■ **INFORMATION SUPPLIED**

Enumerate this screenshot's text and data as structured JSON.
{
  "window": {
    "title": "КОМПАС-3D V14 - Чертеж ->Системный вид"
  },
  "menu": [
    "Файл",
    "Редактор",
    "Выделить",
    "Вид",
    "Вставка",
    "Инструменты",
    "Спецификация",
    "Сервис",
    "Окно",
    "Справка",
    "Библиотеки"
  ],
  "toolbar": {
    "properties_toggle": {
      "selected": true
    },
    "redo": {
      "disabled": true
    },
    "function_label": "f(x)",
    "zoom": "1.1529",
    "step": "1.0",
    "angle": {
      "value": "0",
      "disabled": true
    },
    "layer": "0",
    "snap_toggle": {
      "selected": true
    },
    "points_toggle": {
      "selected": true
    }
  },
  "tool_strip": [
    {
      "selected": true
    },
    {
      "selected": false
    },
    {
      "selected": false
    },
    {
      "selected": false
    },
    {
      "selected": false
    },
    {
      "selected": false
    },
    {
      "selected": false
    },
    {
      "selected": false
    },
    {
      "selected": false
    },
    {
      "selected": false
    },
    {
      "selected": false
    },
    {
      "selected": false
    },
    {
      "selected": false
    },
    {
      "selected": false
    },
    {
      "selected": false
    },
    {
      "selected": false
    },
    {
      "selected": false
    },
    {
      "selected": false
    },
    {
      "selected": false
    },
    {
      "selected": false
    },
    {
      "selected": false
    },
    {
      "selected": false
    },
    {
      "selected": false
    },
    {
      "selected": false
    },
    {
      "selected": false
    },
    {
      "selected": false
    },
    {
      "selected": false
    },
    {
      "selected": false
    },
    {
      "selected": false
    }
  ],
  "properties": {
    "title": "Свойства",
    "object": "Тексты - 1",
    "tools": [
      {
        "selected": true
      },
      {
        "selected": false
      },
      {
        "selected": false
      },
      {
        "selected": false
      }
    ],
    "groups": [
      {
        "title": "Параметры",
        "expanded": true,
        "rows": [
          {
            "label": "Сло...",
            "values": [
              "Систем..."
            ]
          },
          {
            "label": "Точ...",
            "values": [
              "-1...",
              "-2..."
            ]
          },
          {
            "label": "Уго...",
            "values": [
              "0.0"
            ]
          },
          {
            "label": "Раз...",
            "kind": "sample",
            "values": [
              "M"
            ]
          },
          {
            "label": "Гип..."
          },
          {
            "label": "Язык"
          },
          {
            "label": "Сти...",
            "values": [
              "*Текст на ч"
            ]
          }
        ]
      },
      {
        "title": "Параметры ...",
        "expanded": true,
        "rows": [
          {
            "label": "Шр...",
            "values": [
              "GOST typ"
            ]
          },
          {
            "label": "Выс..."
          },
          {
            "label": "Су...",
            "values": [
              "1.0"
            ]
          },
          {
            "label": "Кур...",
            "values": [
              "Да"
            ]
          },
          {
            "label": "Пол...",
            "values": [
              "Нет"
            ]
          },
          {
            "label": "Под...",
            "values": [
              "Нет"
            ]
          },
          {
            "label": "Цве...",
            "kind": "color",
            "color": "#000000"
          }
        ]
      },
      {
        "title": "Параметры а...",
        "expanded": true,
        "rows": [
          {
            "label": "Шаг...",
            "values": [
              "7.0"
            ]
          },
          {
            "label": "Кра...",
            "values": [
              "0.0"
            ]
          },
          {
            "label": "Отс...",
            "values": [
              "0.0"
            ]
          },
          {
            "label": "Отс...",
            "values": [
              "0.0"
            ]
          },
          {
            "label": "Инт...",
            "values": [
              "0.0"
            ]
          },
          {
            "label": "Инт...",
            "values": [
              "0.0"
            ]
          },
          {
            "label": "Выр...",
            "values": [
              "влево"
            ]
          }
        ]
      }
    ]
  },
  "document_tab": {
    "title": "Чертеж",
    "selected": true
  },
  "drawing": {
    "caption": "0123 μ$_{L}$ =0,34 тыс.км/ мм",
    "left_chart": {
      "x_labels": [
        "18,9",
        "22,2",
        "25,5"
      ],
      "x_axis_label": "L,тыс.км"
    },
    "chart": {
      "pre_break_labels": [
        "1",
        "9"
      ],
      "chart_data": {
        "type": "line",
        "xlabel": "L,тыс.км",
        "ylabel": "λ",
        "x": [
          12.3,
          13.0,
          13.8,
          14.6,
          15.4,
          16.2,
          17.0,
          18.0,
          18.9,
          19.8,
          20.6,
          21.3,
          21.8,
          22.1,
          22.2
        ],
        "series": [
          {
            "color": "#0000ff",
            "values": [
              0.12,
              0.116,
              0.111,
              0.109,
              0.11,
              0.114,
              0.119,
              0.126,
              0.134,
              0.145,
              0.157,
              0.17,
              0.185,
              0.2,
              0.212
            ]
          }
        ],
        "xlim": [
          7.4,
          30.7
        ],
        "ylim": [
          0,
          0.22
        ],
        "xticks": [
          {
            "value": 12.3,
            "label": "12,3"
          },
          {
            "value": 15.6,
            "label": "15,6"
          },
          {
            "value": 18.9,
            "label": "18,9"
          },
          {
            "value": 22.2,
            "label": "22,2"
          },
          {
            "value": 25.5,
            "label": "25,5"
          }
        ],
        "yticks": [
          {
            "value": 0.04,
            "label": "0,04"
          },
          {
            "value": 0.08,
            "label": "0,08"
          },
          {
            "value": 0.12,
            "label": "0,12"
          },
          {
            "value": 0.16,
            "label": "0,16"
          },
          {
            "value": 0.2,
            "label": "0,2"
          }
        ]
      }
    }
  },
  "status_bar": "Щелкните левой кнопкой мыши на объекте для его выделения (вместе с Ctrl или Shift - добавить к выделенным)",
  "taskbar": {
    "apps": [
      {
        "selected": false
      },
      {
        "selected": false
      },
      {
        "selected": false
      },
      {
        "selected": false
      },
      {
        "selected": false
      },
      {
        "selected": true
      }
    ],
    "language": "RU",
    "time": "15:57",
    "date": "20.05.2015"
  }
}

■ **SET PROBLEM**
Write out the whole listing again. Match it word for word.

■ **SOLUTION**
Enumerate this screenshot's text and data as structured JSON.
{
  "window": {
    "title": "КОМПАС-3D V14 - Чертеж ->Системный вид"
  },
  "menu": [
    "Файл",
    "Редактор",
    "Выделить",
    "Вид",
    "Вставка",
    "Инструменты",
    "Спецификация",
    "Сервис",
    "Окно",
    "Справка",
    "Библиотеки"
  ],
  "toolbar": {
    "properties_toggle": {
      "selected": true
    },
    "redo": {
      "disabled": true
    },
    "function_label": "f(x)",
    "zoom": "1.1529",
    "step": "1.0",
    "angle": {
      "value": "0",
      "disabled": true
    },
    "layer": "0",
    "snap_toggle": {
      "selected": true
    },
    "points_toggle": {
      "selected": true
    }
  },
  "tool_strip": [
    {
      "selected": true
    },
    {
      "selected": false
    },
    {
      "selected": false
    },
    {
      "selected": false
    },
    {
      "selected": false
    },
    {
      "selected": false
    },
    {
      "selected": false
    },
    {
      "selected": false
    },
    {
      "selected": false
    },
    {
      "selected": false
    },
    {
      "selected": false
    },
    {
      "selected": false
    },
    {
      "selected": false
    },
    {
      "selected": false
    },
    {
      "selected": false
    },
    {
      "selected": false
    },
    {
      "selected": false
    },
    {
      "selected": false
    },
    {
      "selected": false
    },
    {
      "selected": false
    },
    {
      "selected": false
    },
    {
      "selected": false
    },
    {
      "selected": false
    },
    {
      "selected": false
    },
    {
      "selected": false
    },
    {
      "selected": false
    },
    {
      "selected": false
    },
    {
      "selected": false
    },
    {
      "selected": false
    }
  ],
  "properties": {
    "title": "Свойства",
    "object": "Тексты - 1",
    "tools": [
      {
        "selected": true
      },
      {
        "selected": false
      },
      {
        "selected": false
      },
      {
        "selected": false
      }
    ],
    "groups": [
      {
        "title": "Параметры",
        "expanded": true,
        "rows": [
          {
            "label": "Сло...",
            "values": [
              "Систем..."
            ]
          },
          {
            "label": "Точ...",
            "values": [
              "-1...",
              "-2..."
            ]
          },
          {
            "label": "Уго...",
            "values": [
              "0.0"
            ]
          },
          {
            "label": "Раз...",
            "kind": "sample",
            "values": [
              "M"
            ]
          },
          {
            "label": "Гип..."
          },
          {
            "label": "Язык"
          },
          {
            "label": "Сти...",
            "values": [
              "*Текст на ч"
            ]
          }
        ]
      },
      {
        "title": "Параметры ...",
        "expanded": true,
        "rows": [
          {
            "label": "Шр...",
            "values": [
              "GOST typ"
            ]
          },
          {
            "label": "Выс..."
          },
          {
            "label": "Су...",
            "values": [
              "1.0"
            ]
          },
          {
            "label": "Кур...",
            "values": [
              "Да"
            ]
          },
          {
            "label": "Пол...",
            "values": [
              "Нет"
            ]
          },
          {
            "label": "Под...",
            "values": [
              "Нет"
            ]
          },
          {
            "label": "Цве...",
            "kind": "color",
            "color": "#000000"
          }
        ]
      },
      {
        "title": "Параметры а...",
        "expanded": true,
        "rows": [
          {
            "label": "Шаг...",
            "values": [
              "7.0"
            ]
          },
          {
            "label": "Кра...",
            "values": [
              "0.0"
            ]
          },
          {
            "label": "Отс...",
            "values": [
              "0.0"
            ]
          },
          {
            "label": "Отс...",
            "values": [
              "0.0"
            ]
          },
          {
            "label": "Инт...",
            "values": [
              "0.0"
            ]
          },
          {
            "label": "Инт...",
            "values": [
              "0.0"
            ]
          },
          {
            "label": "Выр...",
            "values": [
              "влево"
            ]
          }
        ]
      }
    ]
  },
  "document_tab": {
    "title": "Чертеж",
    "selected": true
  },
  "drawing": {
    "caption": "0123 μ$_{L}$ =0,34 тыс.км/ мм",
    "left_chart": {
      "x_labels": [
        "18,9",
        "22,2",
        "25,5"
      ],
      "x_axis_label": "L,тыс.км"
    },
    "chart": {
      "pre_break_labels": [
        "1",
        "9"
      ],
      "chart_data": {
        "type": "line",
        "xlabel": "L,тыс.км",
        "ylabel": "λ",
        "x": [
          12.3,
          13.0,
          13.8,
          14.6,
          15.4,
          16.2,
          17.0,
          18.0,
          18.9,
          19.8,
          20.6,
          21.3,
          21.8,
          22.1,
          22.2
        ],
        "series": [
          {
            "color": "#0000ff",
            "values": [
              0.12,
              0.116,
              0.111,
              0.109,
              0.11,
              0.114,
              0.119,
              0.126,
              0.134,
              0.145,
              0.157,
              0.17,
              0.185,
              0.2,
              0.212
            ]
          }
        ],
        "xlim": [
          7.4,
          30.7
        ],
        "ylim": [
          0,
          0.22
        ],
        "xticks": [
          {
            "value": 12.3,
            "label": "12,3"
          },
          {
            "value": 15.6,
            "label": "15,6"
          },
          {
            "value": 18.9,
            "label": "18,9"
          },
          {
            "value": 22.2,
            "label": "22,2"
          },
          {
            "value": 25.5,
            "label": "25,5"
          }
        ],
        "yticks": [
          {
            "value": 0.04,
            "label": "0,04"
          },
          {
            "value": 0.08,
            "label": "0,08"
          },
          {
            "value": 0.12,
            "label": "0,12"
          },
          {
            "value": 0.16,
            "label": "0,16"
          },
          {
            "value": 0.2,
            "label": "0,2"
          }
        ]
      }
    }
  },
  "status_bar": "Щелкните левой кнопкой мыши на объекте для его выделения (вместе с Ctrl или Shift - добавить к выделенным)",
  "taskbar": {
    "apps": [
      {
        "selected": false
      },
      {
        "selected": false
      },
      {
        "selected": false
      },
      {
        "selected": false
      },
      {
        "selected": false
      },
      {
        "selected": true
      }
    ],
    "language": "RU",
    "time": "15:57",
    "date": "20.05.2015"
  }
}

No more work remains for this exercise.